Rows from a figure dataset:
——

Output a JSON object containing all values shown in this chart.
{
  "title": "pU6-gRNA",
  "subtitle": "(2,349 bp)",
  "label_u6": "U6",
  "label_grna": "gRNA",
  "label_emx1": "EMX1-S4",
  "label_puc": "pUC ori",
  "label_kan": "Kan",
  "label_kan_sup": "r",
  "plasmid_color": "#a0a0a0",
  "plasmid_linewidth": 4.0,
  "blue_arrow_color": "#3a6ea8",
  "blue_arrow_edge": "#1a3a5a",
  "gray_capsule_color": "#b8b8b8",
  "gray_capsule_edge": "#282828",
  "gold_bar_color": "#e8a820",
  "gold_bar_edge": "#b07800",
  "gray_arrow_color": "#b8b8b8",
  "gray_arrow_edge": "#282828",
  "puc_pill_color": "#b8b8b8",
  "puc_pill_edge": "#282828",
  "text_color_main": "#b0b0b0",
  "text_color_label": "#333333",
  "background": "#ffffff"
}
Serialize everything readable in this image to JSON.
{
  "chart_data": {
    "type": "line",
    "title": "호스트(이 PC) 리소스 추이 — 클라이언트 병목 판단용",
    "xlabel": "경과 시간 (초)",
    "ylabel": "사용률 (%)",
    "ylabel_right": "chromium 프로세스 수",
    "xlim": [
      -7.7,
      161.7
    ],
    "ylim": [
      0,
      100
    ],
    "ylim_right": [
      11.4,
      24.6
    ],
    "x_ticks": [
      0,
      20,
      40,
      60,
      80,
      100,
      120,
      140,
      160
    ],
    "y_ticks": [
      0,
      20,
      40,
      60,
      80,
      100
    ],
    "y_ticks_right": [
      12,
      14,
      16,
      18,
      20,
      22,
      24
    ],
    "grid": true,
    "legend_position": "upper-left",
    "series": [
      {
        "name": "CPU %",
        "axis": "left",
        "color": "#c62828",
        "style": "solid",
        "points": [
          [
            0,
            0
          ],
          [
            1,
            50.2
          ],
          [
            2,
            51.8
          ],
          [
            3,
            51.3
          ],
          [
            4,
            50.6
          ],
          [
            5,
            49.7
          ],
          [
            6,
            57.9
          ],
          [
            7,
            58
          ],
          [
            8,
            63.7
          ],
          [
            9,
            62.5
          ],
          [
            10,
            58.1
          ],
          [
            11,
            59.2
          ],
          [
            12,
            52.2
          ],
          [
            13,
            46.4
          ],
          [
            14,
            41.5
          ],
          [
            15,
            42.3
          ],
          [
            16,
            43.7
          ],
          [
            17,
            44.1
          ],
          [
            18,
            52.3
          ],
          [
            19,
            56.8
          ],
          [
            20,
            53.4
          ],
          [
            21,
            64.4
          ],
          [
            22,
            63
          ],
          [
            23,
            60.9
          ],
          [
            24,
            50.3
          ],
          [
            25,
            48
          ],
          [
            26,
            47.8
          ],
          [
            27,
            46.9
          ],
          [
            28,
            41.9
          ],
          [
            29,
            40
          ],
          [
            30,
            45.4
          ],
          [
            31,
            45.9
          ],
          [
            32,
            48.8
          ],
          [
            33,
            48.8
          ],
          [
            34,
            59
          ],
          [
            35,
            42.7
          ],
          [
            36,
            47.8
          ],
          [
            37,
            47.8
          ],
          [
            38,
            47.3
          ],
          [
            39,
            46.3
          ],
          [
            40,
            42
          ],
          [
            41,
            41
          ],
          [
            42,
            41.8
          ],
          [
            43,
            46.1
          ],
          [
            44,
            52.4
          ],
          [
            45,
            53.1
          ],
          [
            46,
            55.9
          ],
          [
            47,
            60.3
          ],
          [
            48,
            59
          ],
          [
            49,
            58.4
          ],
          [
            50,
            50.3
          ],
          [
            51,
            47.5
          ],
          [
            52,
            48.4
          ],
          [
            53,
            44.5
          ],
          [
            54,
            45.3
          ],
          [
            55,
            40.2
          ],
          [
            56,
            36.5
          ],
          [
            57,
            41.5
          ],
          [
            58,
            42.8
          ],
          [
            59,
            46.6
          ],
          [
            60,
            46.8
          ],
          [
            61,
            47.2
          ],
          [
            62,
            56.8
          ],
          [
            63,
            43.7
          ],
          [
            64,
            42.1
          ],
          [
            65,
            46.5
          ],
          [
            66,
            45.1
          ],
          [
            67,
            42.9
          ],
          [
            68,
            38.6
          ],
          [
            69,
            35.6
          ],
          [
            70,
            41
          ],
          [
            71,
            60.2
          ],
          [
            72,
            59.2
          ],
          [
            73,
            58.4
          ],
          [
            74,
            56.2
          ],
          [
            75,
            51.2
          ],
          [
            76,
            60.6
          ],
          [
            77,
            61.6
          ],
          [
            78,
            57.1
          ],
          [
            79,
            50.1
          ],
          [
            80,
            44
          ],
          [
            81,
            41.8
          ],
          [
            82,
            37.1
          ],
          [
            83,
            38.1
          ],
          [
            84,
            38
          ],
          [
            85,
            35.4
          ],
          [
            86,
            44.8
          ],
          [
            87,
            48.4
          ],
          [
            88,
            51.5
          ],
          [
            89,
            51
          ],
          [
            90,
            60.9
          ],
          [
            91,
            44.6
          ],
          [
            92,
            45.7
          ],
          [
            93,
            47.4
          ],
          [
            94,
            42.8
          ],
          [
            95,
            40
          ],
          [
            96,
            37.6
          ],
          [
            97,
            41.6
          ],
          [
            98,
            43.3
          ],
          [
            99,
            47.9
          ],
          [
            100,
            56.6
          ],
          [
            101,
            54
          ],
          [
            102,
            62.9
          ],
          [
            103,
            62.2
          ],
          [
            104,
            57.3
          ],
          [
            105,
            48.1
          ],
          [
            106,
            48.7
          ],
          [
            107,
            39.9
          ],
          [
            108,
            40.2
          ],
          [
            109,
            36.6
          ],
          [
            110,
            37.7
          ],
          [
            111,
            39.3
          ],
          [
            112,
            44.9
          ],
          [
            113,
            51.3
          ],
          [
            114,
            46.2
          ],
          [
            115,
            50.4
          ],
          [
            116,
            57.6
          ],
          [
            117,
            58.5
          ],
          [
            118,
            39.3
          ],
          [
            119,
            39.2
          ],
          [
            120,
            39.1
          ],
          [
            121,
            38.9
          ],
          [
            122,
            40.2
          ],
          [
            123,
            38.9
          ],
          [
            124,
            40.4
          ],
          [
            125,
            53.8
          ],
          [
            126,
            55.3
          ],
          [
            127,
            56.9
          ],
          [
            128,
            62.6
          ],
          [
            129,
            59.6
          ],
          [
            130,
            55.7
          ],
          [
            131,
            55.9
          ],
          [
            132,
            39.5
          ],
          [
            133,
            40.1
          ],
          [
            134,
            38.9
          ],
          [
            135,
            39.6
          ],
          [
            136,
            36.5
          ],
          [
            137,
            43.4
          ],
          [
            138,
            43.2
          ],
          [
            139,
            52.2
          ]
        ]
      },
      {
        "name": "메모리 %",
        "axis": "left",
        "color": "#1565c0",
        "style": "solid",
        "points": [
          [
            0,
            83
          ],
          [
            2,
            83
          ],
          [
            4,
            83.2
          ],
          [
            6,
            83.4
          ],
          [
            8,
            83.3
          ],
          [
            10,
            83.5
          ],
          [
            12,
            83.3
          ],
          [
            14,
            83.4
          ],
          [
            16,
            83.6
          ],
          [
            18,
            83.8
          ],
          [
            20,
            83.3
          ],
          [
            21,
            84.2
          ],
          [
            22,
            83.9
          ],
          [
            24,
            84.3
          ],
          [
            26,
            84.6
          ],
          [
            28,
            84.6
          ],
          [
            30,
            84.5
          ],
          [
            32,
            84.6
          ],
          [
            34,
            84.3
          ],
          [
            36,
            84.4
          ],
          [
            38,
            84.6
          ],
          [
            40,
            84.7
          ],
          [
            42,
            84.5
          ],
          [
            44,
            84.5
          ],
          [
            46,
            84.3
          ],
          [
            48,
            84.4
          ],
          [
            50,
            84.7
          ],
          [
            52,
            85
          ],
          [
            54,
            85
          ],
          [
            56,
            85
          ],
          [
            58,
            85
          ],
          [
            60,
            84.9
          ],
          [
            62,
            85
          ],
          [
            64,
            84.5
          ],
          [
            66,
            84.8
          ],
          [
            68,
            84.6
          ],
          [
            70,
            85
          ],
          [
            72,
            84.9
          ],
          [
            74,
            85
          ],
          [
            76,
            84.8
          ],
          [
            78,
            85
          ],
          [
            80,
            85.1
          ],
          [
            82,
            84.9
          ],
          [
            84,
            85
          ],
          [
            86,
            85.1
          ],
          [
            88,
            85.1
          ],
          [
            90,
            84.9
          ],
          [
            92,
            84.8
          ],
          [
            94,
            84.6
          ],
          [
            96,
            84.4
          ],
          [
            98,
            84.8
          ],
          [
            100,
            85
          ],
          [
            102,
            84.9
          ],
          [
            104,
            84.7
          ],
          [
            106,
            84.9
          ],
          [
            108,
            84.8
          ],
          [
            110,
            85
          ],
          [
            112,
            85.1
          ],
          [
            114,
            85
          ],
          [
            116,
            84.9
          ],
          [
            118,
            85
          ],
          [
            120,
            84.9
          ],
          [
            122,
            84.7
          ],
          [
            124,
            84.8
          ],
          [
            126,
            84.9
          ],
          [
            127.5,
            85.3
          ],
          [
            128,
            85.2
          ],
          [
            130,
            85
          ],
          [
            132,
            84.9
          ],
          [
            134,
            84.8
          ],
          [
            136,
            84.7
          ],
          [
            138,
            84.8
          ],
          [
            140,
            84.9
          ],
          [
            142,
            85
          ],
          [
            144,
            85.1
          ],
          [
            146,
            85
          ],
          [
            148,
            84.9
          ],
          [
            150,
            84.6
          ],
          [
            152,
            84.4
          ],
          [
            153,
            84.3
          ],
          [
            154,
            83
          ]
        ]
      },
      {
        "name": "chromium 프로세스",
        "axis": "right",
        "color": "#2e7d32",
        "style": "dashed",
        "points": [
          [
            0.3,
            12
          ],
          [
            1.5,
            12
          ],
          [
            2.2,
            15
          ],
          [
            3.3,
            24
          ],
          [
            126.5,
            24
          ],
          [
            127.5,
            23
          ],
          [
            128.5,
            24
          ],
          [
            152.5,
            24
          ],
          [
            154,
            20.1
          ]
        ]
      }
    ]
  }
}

——

EXERCISE
Scan the listing above and identify each line holding the string "chromium"; copy every such line.

THE SOLUTION
    "ylabel_right": "chromium 프로세스 수",
        "name": "chromium 프로세스",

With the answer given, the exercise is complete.